*Aim:*
Sift the material for lines containing "value", and return them.

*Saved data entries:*
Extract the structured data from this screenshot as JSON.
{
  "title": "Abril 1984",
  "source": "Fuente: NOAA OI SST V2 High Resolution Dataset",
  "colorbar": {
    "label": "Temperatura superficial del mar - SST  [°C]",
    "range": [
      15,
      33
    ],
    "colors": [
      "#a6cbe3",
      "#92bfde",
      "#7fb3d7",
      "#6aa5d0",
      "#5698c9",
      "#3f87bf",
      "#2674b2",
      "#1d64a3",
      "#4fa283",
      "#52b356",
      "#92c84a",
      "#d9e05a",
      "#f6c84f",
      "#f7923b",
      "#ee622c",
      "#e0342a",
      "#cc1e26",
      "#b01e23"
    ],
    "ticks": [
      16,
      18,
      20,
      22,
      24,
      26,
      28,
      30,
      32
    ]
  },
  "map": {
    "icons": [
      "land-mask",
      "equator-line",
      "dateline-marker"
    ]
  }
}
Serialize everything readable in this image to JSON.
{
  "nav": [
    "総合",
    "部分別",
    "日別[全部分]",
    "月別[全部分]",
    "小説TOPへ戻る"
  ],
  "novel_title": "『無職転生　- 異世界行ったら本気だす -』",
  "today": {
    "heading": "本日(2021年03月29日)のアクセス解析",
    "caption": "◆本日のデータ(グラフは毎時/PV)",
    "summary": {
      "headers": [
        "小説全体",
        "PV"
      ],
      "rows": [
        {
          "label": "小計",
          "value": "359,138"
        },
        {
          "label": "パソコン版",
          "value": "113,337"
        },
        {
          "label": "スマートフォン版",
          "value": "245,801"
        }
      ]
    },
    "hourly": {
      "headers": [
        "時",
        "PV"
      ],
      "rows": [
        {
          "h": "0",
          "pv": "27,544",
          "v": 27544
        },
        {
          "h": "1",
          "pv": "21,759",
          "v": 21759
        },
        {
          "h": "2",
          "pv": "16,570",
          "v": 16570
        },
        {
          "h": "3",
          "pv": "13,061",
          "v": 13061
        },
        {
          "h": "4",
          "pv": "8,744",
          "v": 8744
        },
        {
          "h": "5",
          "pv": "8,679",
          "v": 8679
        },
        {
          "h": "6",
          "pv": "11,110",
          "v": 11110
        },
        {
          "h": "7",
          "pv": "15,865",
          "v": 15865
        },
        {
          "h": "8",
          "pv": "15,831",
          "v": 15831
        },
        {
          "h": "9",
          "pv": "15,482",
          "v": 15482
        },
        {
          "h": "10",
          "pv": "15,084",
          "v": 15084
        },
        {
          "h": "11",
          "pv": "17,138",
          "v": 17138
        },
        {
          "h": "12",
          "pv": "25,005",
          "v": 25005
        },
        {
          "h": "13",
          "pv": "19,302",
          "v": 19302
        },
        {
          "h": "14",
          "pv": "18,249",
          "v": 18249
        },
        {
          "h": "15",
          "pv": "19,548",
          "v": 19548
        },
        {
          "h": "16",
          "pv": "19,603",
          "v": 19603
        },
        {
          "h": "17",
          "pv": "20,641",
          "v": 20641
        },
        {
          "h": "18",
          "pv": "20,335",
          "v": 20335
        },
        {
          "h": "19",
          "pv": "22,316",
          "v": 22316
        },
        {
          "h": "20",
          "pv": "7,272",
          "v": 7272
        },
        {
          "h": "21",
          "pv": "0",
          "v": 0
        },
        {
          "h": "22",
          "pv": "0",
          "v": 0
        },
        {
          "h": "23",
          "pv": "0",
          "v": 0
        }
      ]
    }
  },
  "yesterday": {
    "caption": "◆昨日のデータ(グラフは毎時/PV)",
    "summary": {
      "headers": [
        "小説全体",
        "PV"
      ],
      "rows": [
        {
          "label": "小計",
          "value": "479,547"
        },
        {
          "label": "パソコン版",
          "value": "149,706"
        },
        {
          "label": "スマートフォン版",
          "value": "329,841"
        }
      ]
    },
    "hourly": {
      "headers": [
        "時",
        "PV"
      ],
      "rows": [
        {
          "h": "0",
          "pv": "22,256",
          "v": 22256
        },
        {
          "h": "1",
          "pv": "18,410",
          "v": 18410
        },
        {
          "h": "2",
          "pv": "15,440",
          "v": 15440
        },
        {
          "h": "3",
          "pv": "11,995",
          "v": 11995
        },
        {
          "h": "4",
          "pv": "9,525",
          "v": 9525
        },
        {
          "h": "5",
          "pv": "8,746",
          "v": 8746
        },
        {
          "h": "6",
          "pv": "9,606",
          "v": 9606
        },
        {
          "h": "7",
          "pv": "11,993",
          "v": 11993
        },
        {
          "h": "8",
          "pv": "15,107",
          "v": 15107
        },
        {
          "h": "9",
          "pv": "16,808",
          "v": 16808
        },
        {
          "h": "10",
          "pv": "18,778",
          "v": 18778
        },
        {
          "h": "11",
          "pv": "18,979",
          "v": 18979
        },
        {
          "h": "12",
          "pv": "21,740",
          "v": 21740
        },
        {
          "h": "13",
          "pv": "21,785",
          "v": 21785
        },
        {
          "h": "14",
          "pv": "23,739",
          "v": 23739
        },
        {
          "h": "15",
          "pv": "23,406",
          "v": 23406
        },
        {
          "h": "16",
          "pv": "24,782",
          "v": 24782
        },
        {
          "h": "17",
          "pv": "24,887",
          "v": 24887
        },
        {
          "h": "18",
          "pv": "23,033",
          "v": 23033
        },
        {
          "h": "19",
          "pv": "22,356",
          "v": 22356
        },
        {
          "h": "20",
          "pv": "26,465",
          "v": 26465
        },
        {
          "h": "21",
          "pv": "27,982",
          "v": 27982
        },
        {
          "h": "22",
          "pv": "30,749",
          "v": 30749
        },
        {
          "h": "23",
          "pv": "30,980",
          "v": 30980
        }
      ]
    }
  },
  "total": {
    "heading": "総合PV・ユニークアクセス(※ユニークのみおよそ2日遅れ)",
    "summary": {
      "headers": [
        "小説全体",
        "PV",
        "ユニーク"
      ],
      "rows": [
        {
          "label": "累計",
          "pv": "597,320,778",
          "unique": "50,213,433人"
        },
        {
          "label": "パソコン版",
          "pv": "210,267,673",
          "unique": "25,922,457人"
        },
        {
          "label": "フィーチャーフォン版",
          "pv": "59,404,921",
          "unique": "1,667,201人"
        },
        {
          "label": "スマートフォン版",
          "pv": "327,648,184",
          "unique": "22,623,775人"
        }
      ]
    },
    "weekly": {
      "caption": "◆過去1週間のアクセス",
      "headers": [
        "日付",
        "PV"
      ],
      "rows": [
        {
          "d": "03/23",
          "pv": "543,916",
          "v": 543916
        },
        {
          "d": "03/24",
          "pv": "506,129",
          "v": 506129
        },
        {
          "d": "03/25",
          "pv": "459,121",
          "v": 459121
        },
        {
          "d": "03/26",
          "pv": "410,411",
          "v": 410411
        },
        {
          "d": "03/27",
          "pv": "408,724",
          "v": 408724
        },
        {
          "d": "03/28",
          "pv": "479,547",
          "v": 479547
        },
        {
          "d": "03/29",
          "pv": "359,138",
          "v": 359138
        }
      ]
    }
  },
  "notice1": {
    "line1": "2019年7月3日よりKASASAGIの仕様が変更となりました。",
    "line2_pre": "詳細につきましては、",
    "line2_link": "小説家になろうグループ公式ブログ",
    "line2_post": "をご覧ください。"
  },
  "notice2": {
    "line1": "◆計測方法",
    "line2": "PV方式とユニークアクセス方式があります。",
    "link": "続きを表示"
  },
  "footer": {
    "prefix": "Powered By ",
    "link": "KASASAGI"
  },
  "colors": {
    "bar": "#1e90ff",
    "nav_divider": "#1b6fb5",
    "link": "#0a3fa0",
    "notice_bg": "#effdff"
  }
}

*Output below:*
          "value": "359,138"
          "value": "113,337"
          "value": "245,801"
          "value": "479,547"
          "value": "149,706"
          "value": "329,841"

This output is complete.